--- BEGIN Material ---
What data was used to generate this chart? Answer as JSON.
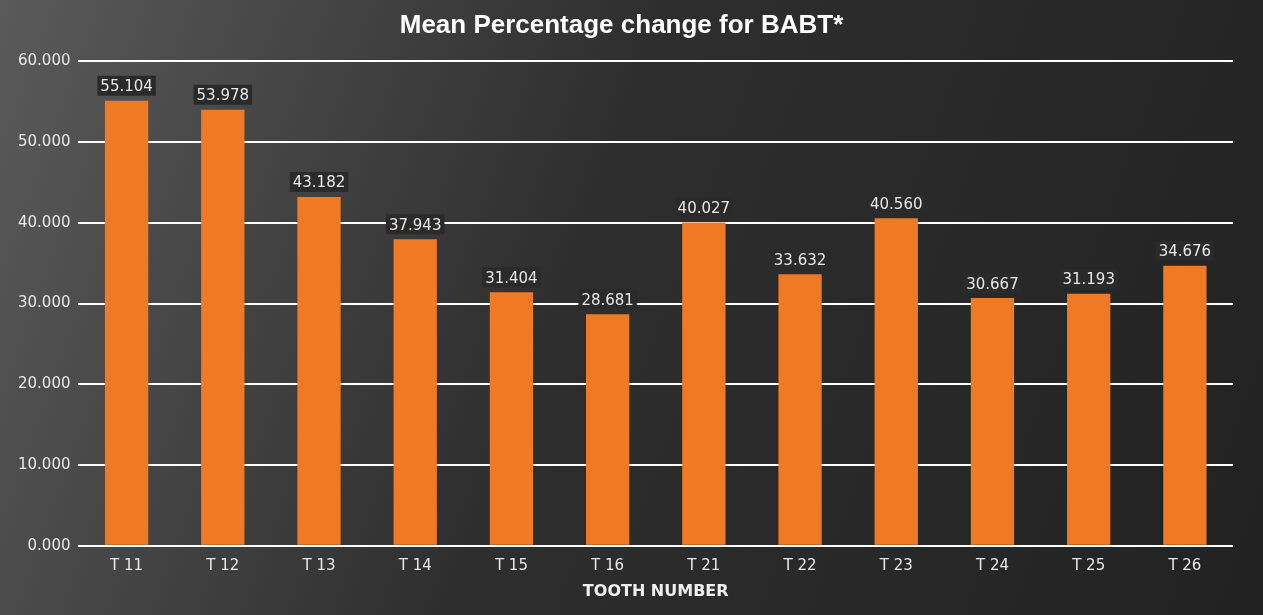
{
  "chart_data": {
    "type": "bar",
    "title": "Mean Percentage change for BABT*",
    "xlabel": "TOOTH NUMBER",
    "categories": [
      "T 11",
      "T 12",
      "T 13",
      "T 14",
      "T 15",
      "T 16",
      "T 21",
      "T 22",
      "T 23",
      "T 24",
      "T 25",
      "T 26"
    ],
    "values": [
      55.104,
      53.978,
      43.182,
      37.943,
      31.404,
      28.681,
      40.027,
      33.632,
      40.56,
      30.667,
      31.193,
      34.676
    ],
    "value_labels": [
      "55.104",
      "53.978",
      "43.182",
      "37.943",
      "31.404",
      "28.681",
      "40.027",
      "33.632",
      "40.560",
      "30.667",
      "31.193",
      "34.676"
    ],
    "color": "#f07a24",
    "ylim": [
      0,
      60
    ],
    "yticks": [
      {
        "value": 0,
        "label": "0.000"
      },
      {
        "value": 10,
        "label": "10.000"
      },
      {
        "value": 20,
        "label": "20.000"
      },
      {
        "value": 30,
        "label": "30.000"
      },
      {
        "value": 40,
        "label": "40.000"
      },
      {
        "value": 50,
        "label": "50.000"
      },
      {
        "value": 60,
        "label": "60.000"
      }
    ],
    "grid": "y"
  }
}
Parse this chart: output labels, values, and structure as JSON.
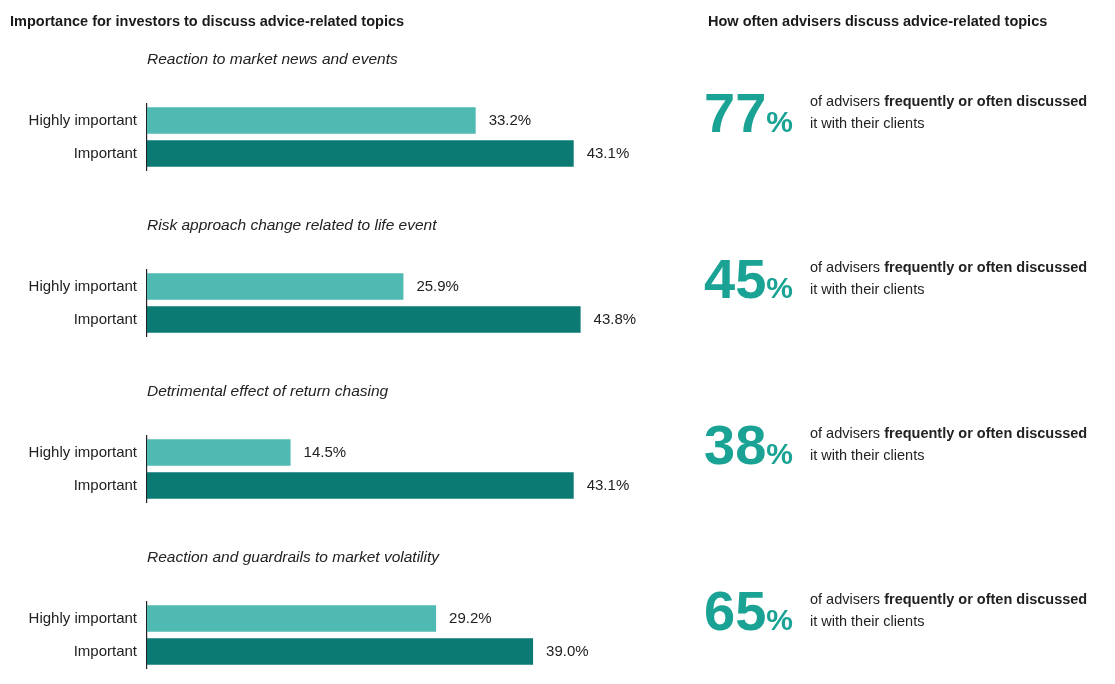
--- END Material ---
**To be done:** Would you mind returning each entry above word for word, skipping the images?

**Task solution:**
What data was used to generate this chart? Answer as JSON.
{
  "chart_data": {
    "type": "bar",
    "title": "Mean Percentage change for BABT*",
    "xlabel": "TOOTH NUMBER",
    "categories": [
      "T 11",
      "T 12",
      "T 13",
      "T 14",
      "T 15",
      "T 16",
      "T 21",
      "T 22",
      "T 23",
      "T 24",
      "T 25",
      "T 26"
    ],
    "values": [
      55.104,
      53.978,
      43.182,
      37.943,
      31.404,
      28.681,
      40.027,
      33.632,
      40.56,
      30.667,
      31.193,
      34.676
    ],
    "value_labels": [
      "55.104",
      "53.978",
      "43.182",
      "37.943",
      "31.404",
      "28.681",
      "40.027",
      "33.632",
      "40.560",
      "30.667",
      "31.193",
      "34.676"
    ],
    "color": "#f07a24",
    "ylim": [
      0,
      60
    ],
    "yticks": [
      {
        "value": 0,
        "label": "0.000"
      },
      {
        "value": 10,
        "label": "10.000"
      },
      {
        "value": 20,
        "label": "20.000"
      },
      {
        "value": 30,
        "label": "30.000"
      },
      {
        "value": 40,
        "label": "40.000"
      },
      {
        "value": 50,
        "label": "50.000"
      },
      {
        "value": 60,
        "label": "60.000"
      }
    ],
    "grid": "y"
  }
}
Parse this chart: output labels, values, and structure as JSON.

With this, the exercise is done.